Data records:
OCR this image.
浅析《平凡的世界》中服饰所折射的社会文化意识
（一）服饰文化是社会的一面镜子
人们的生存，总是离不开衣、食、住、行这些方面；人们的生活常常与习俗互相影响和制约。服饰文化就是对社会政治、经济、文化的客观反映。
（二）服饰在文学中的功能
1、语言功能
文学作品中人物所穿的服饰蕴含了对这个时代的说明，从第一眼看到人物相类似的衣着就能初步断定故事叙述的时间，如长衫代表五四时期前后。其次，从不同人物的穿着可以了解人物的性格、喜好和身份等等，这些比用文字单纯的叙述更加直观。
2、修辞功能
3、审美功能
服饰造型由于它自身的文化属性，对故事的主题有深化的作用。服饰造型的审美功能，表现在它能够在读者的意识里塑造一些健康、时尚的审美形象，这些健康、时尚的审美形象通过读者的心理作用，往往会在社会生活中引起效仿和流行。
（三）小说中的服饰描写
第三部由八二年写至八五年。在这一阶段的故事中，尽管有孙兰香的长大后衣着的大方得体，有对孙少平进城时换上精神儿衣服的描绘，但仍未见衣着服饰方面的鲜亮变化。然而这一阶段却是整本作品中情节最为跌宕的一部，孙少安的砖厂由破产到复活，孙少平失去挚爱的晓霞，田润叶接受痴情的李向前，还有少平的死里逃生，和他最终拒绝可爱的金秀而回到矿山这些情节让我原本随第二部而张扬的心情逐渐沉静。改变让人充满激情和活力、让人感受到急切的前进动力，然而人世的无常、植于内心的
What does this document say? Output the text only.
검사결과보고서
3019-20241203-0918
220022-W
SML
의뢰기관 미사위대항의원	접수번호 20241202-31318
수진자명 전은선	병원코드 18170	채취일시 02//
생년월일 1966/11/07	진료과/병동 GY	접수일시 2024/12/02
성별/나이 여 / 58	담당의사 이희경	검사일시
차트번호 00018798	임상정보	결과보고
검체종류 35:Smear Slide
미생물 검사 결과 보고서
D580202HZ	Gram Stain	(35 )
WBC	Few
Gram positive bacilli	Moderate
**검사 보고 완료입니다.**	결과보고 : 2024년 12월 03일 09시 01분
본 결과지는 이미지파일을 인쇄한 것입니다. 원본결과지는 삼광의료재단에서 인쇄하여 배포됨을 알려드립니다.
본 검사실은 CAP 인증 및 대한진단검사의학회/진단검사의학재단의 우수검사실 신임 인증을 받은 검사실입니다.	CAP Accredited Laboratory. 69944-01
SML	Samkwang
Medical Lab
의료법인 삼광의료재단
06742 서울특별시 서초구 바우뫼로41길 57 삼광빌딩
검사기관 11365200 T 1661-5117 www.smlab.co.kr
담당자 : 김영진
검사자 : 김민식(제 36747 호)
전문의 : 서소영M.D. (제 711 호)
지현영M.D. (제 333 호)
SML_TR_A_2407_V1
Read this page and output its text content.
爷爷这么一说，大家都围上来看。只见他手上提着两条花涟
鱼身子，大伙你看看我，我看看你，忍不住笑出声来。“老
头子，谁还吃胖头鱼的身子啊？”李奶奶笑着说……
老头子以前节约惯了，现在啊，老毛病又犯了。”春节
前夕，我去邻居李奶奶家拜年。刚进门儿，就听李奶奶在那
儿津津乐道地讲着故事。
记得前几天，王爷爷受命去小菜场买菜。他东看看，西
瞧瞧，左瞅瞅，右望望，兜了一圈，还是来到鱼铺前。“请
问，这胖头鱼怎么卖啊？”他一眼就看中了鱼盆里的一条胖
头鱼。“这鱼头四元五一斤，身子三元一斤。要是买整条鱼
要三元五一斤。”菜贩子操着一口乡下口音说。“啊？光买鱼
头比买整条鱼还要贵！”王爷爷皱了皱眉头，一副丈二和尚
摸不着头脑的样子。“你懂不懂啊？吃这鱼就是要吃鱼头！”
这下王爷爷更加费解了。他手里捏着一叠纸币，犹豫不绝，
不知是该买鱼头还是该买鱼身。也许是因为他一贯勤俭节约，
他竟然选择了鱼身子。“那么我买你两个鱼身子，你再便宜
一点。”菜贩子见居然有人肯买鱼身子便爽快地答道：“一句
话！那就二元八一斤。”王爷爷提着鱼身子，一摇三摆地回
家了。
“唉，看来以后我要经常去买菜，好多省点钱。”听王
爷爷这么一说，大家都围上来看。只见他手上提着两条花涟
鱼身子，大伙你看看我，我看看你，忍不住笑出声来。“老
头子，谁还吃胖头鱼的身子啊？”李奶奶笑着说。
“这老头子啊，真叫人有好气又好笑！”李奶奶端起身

Objective -> Using the data above, output each line exactly.

Answer to this exercise ->
OCR this image.
浅析《平凡的世界》中服饰所折射的社会文化意识
（一）服饰文化是社会的一面镜子
人们的生存，总是离不开衣、食、住、行这些方面；人们的生活常常与习俗互相影响和制约。服饰文化就是对社会政治、经济、文化的客观反映。
（二）服饰在文学中的功能
1、语言功能
文学作品中人物所穿的服饰蕴含了对这个时代的说明，从第一眼看到人物相类似的衣着就能初步断定故事叙述的时间，如长衫代表五四时期前后。其次，从不同人物的穿着可以了解人物的性格、喜好和身份等等，这些比用文字单纯的叙述更加直观。
2、修辞功能
3、审美功能
服饰造型由于它自身的文化属性，对故事的主题有深化的作用。服饰造型的审美功能，表现在它能够在读者的意识里塑造一些健康、时尚的审美形象，这些健康、时尚的审美形象通过读者的心理作用，往往会在社会生活中引起效仿和流行。
（三）小说中的服饰描写
第三部由八二年写至八五年。在这一阶段的故事中，尽管有孙兰香的长大后衣着的大方得体，有对孙少平进城时换上精神儿衣服的描绘，但仍未见衣着服饰方面的鲜亮变化。然而这一阶段却是整本作品中情节最为跌宕的一部，孙少安的砖厂由破产到复活，孙少平失去挚爱的晓霞，田润叶接受痴情的李向前，还有少平的死里逃生，和他最终拒绝可爱的金秀而回到矿山这些情节让我原本随第二部而张扬的心情逐渐沉静。改变让人充满激情和活力、让人感受到急切的前进动力，然而人世的无常、植于内心的
What does this document say? Output the text only.
검사결과보고서
3019-20241203-0918
220022-W
SML
의뢰기관 미사위대항의원	접수번호 20241202-31318
수진자명 전은선	병원코드 18170	채취일시 02//
생년월일 1966/11/07	진료과/병동 GY	접수일시 2024/12/02
성별/나이 여 / 58	담당의사 이희경	검사일시
차트번호 00018798	임상정보	결과보고
검체종류 35:Smear Slide
미생물 검사 결과 보고서
D580202HZ	Gram Stain	(35 )
WBC	Few
Gram positive bacilli	Moderate
**검사 보고 완료입니다.**	결과보고 : 2024년 12월 03일 09시 01분
본 결과지는 이미지파일을 인쇄한 것입니다. 원본결과지는 삼광의료재단에서 인쇄하여 배포됨을 알려드립니다.
본 검사실은 CAP 인증 및 대한진단검사의학회/진단검사의학재단의 우수검사실 신임 인증을 받은 검사실입니다.	CAP Accredited Laboratory. 69944-01
SML	Samkwang
Medical Lab
의료법인 삼광의료재단
06742 서울특별시 서초구 바우뫼로41길 57 삼광빌딩
검사기관 11365200 T 1661-5117 www.smlab.co.kr
담당자 : 김영진
검사자 : 김민식(제 36747 호)
전문의 : 서소영M.D. (제 711 호)
지현영M.D. (제 333 호)
SML_TR_A_2407_V1
Read this page and output its text content.
爷爷这么一说，大家都围上来看。只见他手上提着两条花涟
鱼身子，大伙你看看我，我看看你，忍不住笑出声来。“老
头子，谁还吃胖头鱼的身子啊？”李奶奶笑着说……
老头子以前节约惯了，现在啊，老毛病又犯了。”春节
前夕，我去邻居李奶奶家拜年。刚进门儿，就听李奶奶在那
儿津津乐道地讲着故事。
记得前几天，王爷爷受命去小菜场买菜。他东看看，西
瞧瞧，左瞅瞅，右望望，兜了一圈，还是来到鱼铺前。“请
问，这胖头鱼怎么卖啊？”他一眼就看中了鱼盆里的一条胖
头鱼。“这鱼头四元五一斤，身子三元一斤。要是买整条鱼
要三元五一斤。”菜贩子操着一口乡下口音说。“啊？光买鱼
头比买整条鱼还要贵！”王爷爷皱了皱眉头，一副丈二和尚
摸不着头脑的样子。“你懂不懂啊？吃这鱼就是要吃鱼头！”
这下王爷爷更加费解了。他手里捏着一叠纸币，犹豫不绝，
不知是该买鱼头还是该买鱼身。也许是因为他一贯勤俭节约，
他竟然选择了鱼身子。“那么我买你两个鱼身子，你再便宜
一点。”菜贩子见居然有人肯买鱼身子便爽快地答道：“一句
话！那就二元八一斤。”王爷爷提着鱼身子，一摇三摆地回
家了。
“唉，看来以后我要经常去买菜，好多省点钱。”听王
爷爷这么一说，大家都围上来看。只见他手上提着两条花涟
鱼身子，大伙你看看我，我看看你，忍不住笑出声来。“老
头子，谁还吃胖头鱼的身子啊？”李奶奶笑着说。
“这老头子啊，真叫人有好气又好笑！”李奶奶端起身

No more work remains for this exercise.